THE EXERCISE: Write the records out again exactly, leaving no images in.

----

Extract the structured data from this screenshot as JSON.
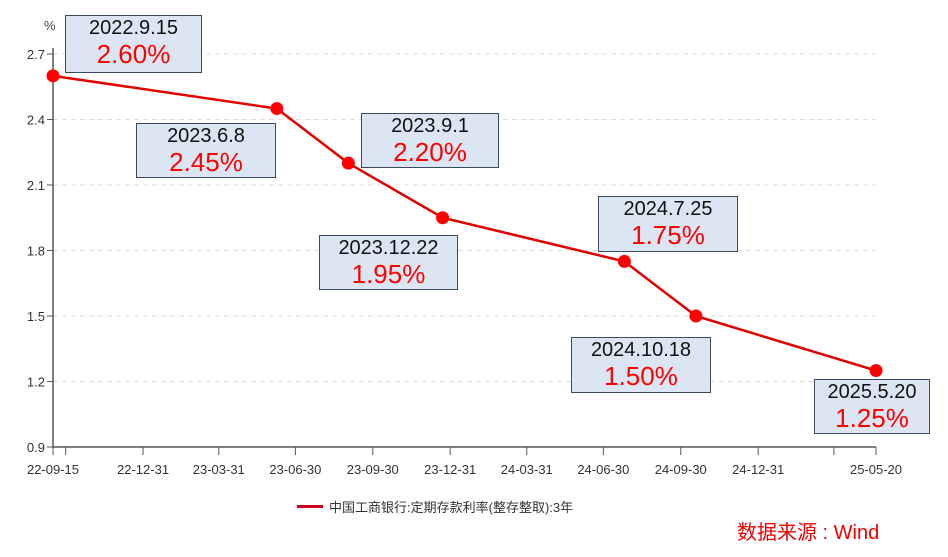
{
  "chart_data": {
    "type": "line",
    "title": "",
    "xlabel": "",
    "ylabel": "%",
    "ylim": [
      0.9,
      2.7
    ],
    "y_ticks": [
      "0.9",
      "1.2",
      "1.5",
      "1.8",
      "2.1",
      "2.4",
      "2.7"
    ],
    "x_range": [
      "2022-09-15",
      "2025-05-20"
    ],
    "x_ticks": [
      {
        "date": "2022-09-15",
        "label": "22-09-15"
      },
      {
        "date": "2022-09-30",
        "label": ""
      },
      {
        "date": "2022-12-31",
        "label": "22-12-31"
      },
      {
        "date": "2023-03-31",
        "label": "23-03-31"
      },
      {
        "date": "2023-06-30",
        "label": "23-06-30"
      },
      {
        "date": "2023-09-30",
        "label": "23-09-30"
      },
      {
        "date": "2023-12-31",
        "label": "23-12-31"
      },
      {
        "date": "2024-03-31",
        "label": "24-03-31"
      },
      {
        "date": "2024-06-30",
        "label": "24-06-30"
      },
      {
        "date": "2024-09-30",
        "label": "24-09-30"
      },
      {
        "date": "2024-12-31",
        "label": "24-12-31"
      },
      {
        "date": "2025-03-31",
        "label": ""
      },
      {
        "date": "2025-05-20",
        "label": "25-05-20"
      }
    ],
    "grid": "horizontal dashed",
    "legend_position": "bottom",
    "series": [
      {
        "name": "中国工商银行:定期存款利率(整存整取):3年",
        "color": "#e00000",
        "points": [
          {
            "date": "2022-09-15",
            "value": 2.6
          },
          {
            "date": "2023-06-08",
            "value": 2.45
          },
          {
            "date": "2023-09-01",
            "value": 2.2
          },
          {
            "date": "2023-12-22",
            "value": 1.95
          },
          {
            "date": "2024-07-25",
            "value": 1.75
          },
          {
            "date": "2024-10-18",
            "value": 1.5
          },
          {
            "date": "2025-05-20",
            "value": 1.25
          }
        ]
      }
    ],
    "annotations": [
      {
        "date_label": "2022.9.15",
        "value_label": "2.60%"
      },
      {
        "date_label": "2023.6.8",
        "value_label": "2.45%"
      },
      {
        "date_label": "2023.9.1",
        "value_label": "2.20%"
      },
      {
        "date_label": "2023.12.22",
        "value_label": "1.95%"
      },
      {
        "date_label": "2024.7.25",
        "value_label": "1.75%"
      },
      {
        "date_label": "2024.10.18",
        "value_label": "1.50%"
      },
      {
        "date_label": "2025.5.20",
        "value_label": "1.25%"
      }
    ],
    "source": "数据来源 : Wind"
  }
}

----

ANSWER TO THIS EXERCISE:
Extract the structured data from this screenshot as JSON.
{
  "chart_data": {
    "type": "line",
    "title": "",
    "xlabel": "",
    "ylabel": "%",
    "ylim": [
      0.9,
      2.7
    ],
    "y_ticks": [
      "0.9",
      "1.2",
      "1.5",
      "1.8",
      "2.1",
      "2.4",
      "2.7"
    ],
    "x_range": [
      "2022-09-15",
      "2025-05-20"
    ],
    "x_ticks": [
      {
        "date": "2022-09-15",
        "label": "22-09-15"
      },
      {
        "date": "2022-09-30",
        "label": ""
      },
      {
        "date": "2022-12-31",
        "label": "22-12-31"
      },
      {
        "date": "2023-03-31",
        "label": "23-03-31"
      },
      {
        "date": "2023-06-30",
        "label": "23-06-30"
      },
      {
        "date": "2023-09-30",
        "label": "23-09-30"
      },
      {
        "date": "2023-12-31",
        "label": "23-12-31"
      },
      {
        "date": "2024-03-31",
        "label": "24-03-31"
      },
      {
        "date": "2024-06-30",
        "label": "24-06-30"
      },
      {
        "date": "2024-09-30",
        "label": "24-09-30"
      },
      {
        "date": "2024-12-31",
        "label": "24-12-31"
      },
      {
        "date": "2025-03-31",
        "label": ""
      },
      {
        "date": "2025-05-20",
        "label": "25-05-20"
      }
    ],
    "grid": "horizontal dashed",
    "legend_position": "bottom",
    "series": [
      {
        "name": "中国工商银行:定期存款利率(整存整取):3年",
        "color": "#e00000",
        "points": [
          {
            "date": "2022-09-15",
            "value": 2.6
          },
          {
            "date": "2023-06-08",
            "value": 2.45
          },
          {
            "date": "2023-09-01",
            "value": 2.2
          },
          {
            "date": "2023-12-22",
            "value": 1.95
          },
          {
            "date": "2024-07-25",
            "value": 1.75
          },
          {
            "date": "2024-10-18",
            "value": 1.5
          },
          {
            "date": "2025-05-20",
            "value": 1.25
          }
        ]
      }
    ],
    "annotations": [
      {
        "date_label": "2022.9.15",
        "value_label": "2.60%"
      },
      {
        "date_label": "2023.6.8",
        "value_label": "2.45%"
      },
      {
        "date_label": "2023.9.1",
        "value_label": "2.20%"
      },
      {
        "date_label": "2023.12.22",
        "value_label": "1.95%"
      },
      {
        "date_label": "2024.7.25",
        "value_label": "1.75%"
      },
      {
        "date_label": "2024.10.18",
        "value_label": "1.50%"
      },
      {
        "date_label": "2025.5.20",
        "value_label": "1.25%"
      }
    ],
    "source": "数据来源 : Wind"
  }
}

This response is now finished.